◆ Objective:
Copy the full set of lines exactly as given.

** Begin Data supplied **

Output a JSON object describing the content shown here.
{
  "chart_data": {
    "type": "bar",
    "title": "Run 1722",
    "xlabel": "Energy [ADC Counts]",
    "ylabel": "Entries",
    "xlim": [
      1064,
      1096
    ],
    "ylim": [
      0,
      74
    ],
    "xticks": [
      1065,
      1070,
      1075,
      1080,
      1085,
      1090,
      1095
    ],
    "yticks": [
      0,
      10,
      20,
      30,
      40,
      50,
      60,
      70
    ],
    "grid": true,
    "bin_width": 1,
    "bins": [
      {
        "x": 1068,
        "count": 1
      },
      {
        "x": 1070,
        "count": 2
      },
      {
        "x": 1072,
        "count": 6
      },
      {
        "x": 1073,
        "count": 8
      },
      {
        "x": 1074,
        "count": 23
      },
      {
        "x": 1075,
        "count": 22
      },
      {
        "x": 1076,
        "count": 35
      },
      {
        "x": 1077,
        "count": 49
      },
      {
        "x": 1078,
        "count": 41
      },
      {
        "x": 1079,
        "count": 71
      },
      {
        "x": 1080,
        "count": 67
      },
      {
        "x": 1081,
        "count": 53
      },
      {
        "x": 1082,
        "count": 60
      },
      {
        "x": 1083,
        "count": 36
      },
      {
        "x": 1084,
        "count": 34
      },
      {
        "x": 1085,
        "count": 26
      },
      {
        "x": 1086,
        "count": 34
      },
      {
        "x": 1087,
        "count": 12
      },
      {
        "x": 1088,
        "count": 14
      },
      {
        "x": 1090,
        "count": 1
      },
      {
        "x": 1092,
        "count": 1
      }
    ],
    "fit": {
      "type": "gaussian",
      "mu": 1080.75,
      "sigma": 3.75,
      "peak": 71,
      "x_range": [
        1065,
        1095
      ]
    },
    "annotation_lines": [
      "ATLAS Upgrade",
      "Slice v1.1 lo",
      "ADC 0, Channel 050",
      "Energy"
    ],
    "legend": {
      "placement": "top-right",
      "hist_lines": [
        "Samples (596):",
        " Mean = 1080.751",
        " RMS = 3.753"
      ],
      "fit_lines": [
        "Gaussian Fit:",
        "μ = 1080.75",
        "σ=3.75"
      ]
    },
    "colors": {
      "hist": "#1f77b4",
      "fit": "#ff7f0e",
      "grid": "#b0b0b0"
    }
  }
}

** End Data supplied **

◆ Result below:
Output a JSON object describing the content shown here.
{
  "chart_data": {
    "type": "bar",
    "title": "Run 1722",
    "xlabel": "Energy [ADC Counts]",
    "ylabel": "Entries",
    "xlim": [
      1064,
      1096
    ],
    "ylim": [
      0,
      74
    ],
    "xticks": [
      1065,
      1070,
      1075,
      1080,
      1085,
      1090,
      1095
    ],
    "yticks": [
      0,
      10,
      20,
      30,
      40,
      50,
      60,
      70
    ],
    "grid": true,
    "bin_width": 1,
    "bins": [
      {
        "x": 1068,
        "count": 1
      },
      {
        "x": 1070,
        "count": 2
      },
      {
        "x": 1072,
        "count": 6
      },
      {
        "x": 1073,
        "count": 8
      },
      {
        "x": 1074,
        "count": 23
      },
      {
        "x": 1075,
        "count": 22
      },
      {
        "x": 1076,
        "count": 35
      },
      {
        "x": 1077,
        "count": 49
      },
      {
        "x": 1078,
        "count": 41
      },
      {
        "x": 1079,
        "count": 71
      },
      {
        "x": 1080,
        "count": 67
      },
      {
        "x": 1081,
        "count": 53
      },
      {
        "x": 1082,
        "count": 60
      },
      {
        "x": 1083,
        "count": 36
      },
      {
        "x": 1084,
        "count": 34
      },
      {
        "x": 1085,
        "count": 26
      },
      {
        "x": 1086,
        "count": 34
      },
      {
        "x": 1087,
        "count": 12
      },
      {
        "x": 1088,
        "count": 14
      },
      {
        "x": 1090,
        "count": 1
      },
      {
        "x": 1092,
        "count": 1
      }
    ],
    "fit": {
      "type": "gaussian",
      "mu": 1080.75,
      "sigma": 3.75,
      "peak": 71,
      "x_range": [
        1065,
        1095
      ]
    },
    "annotation_lines": [
      "ATLAS Upgrade",
      "Slice v1.1 lo",
      "ADC 0, Channel 050",
      "Energy"
    ],
    "legend": {
      "placement": "top-right",
      "hist_lines": [
        "Samples (596):",
        " Mean = 1080.751",
        " RMS = 3.753"
      ],
      "fit_lines": [
        "Gaussian Fit:",
        "μ = 1080.75",
        "σ=3.75"
      ]
    },
    "colors": {
      "hist": "#1f77b4",
      "fit": "#ff7f0e",
      "grid": "#b0b0b0"
    }
  }
}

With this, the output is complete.